(Part of a data file)
---
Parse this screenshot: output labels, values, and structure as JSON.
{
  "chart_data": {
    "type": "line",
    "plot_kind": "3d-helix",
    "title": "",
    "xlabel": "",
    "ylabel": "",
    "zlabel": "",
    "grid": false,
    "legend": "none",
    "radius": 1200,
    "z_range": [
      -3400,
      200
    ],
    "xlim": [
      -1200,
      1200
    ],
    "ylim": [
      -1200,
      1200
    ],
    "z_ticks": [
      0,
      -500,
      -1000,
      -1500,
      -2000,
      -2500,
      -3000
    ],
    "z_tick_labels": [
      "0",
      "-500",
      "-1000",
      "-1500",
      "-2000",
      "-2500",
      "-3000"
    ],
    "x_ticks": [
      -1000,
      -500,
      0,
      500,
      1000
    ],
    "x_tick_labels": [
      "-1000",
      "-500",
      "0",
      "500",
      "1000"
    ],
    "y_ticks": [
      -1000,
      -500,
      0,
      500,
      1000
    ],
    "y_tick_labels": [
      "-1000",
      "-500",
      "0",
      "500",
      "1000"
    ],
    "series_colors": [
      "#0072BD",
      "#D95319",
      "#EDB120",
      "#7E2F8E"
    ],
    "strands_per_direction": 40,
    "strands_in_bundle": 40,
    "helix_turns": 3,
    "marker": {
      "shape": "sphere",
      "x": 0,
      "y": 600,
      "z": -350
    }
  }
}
---
▶ Your instructions:
Copy all data exactly, start to finish.

▶ Worked solution:
Parse this screenshot: output labels, values, and structure as JSON.
{
  "chart_data": {
    "type": "line",
    "plot_kind": "3d-helix",
    "title": "",
    "xlabel": "",
    "ylabel": "",
    "zlabel": "",
    "grid": false,
    "legend": "none",
    "radius": 1200,
    "z_range": [
      -3400,
      200
    ],
    "xlim": [
      -1200,
      1200
    ],
    "ylim": [
      -1200,
      1200
    ],
    "z_ticks": [
      0,
      -500,
      -1000,
      -1500,
      -2000,
      -2500,
      -3000
    ],
    "z_tick_labels": [
      "0",
      "-500",
      "-1000",
      "-1500",
      "-2000",
      "-2500",
      "-3000"
    ],
    "x_ticks": [
      -1000,
      -500,
      0,
      500,
      1000
    ],
    "x_tick_labels": [
      "-1000",
      "-500",
      "0",
      "500",
      "1000"
    ],
    "y_ticks": [
      -1000,
      -500,
      0,
      500,
      1000
    ],
    "y_tick_labels": [
      "-1000",
      "-500",
      "0",
      "500",
      "1000"
    ],
    "series_colors": [
      "#0072BD",
      "#D95319",
      "#EDB120",
      "#7E2F8E"
    ],
    "strands_per_direction": 40,
    "strands_in_bundle": 40,
    "helix_turns": 3,
    "marker": {
      "shape": "sphere",
      "x": 0,
      "y": 600,
      "z": -350
    }
  }
}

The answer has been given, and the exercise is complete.